> _Exercise prompt_
Select the lines below containing the word "false".
╭──
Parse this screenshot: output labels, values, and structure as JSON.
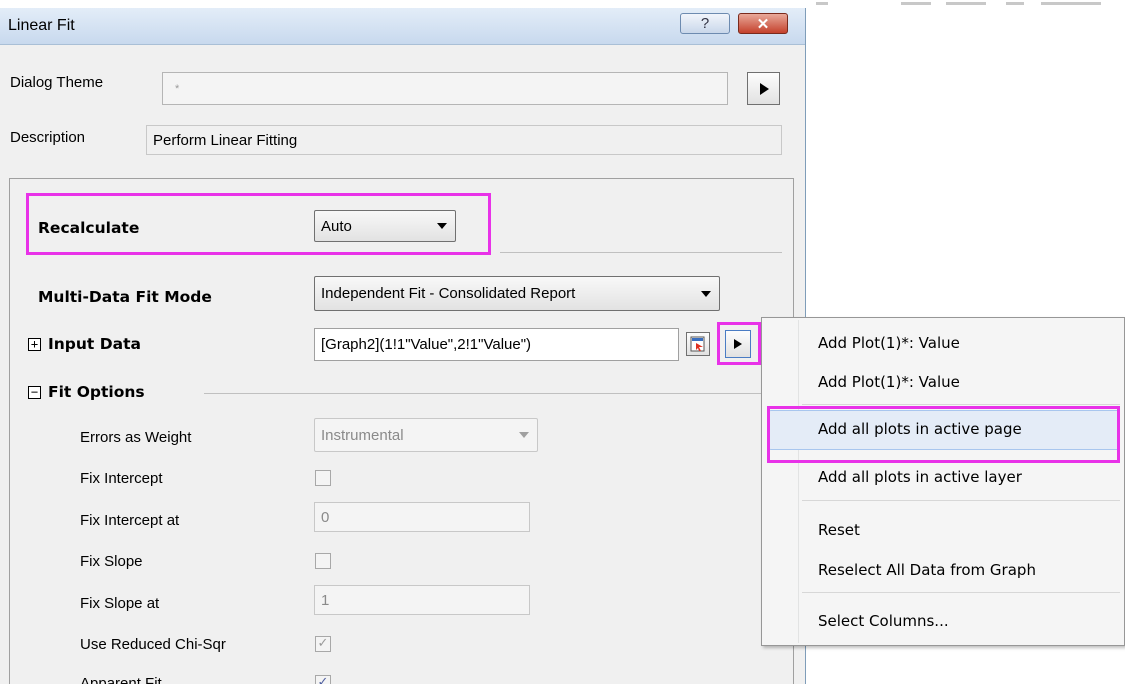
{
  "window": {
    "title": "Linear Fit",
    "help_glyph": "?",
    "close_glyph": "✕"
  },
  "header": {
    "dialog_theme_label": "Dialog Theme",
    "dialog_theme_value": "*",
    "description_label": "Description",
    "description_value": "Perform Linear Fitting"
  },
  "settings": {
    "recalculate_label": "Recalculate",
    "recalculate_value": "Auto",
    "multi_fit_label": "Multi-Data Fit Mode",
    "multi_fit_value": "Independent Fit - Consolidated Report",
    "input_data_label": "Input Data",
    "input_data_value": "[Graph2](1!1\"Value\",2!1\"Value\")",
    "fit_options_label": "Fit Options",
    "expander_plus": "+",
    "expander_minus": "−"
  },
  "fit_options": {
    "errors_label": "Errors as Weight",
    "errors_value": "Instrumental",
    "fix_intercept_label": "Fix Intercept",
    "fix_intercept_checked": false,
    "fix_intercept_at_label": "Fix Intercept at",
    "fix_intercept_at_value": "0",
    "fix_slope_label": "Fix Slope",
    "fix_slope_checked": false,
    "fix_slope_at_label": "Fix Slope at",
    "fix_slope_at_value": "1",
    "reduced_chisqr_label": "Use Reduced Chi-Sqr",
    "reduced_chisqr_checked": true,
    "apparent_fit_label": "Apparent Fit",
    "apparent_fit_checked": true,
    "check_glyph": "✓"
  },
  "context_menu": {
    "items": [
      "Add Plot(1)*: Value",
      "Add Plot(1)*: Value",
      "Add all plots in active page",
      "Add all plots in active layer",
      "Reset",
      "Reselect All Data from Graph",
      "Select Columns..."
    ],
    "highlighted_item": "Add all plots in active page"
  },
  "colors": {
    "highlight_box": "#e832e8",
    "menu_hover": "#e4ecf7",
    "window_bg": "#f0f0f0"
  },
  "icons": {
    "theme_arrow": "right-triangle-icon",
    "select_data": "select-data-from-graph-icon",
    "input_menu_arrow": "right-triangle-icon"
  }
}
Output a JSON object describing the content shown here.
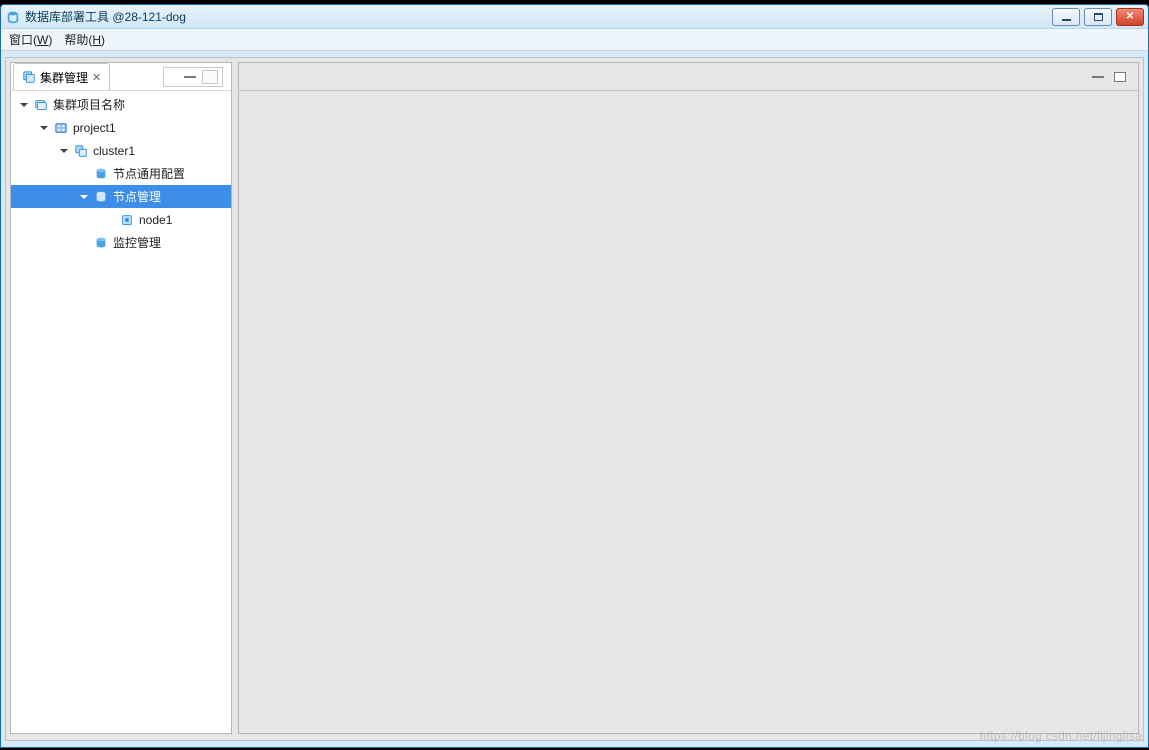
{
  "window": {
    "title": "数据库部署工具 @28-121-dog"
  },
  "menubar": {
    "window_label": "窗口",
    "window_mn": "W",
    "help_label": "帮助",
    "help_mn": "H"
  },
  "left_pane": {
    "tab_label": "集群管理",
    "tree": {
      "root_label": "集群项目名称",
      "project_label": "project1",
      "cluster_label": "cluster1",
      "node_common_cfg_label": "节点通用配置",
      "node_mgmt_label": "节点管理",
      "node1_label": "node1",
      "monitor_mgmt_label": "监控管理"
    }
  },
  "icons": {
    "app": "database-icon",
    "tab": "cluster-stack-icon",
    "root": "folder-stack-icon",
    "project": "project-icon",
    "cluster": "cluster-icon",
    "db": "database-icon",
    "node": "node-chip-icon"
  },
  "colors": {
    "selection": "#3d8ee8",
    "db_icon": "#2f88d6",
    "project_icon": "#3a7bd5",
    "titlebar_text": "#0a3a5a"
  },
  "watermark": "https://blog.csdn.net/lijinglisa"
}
╰──
> _The answer_
    "fix_intercept_checked": false,
    "fix_slope_checked": false,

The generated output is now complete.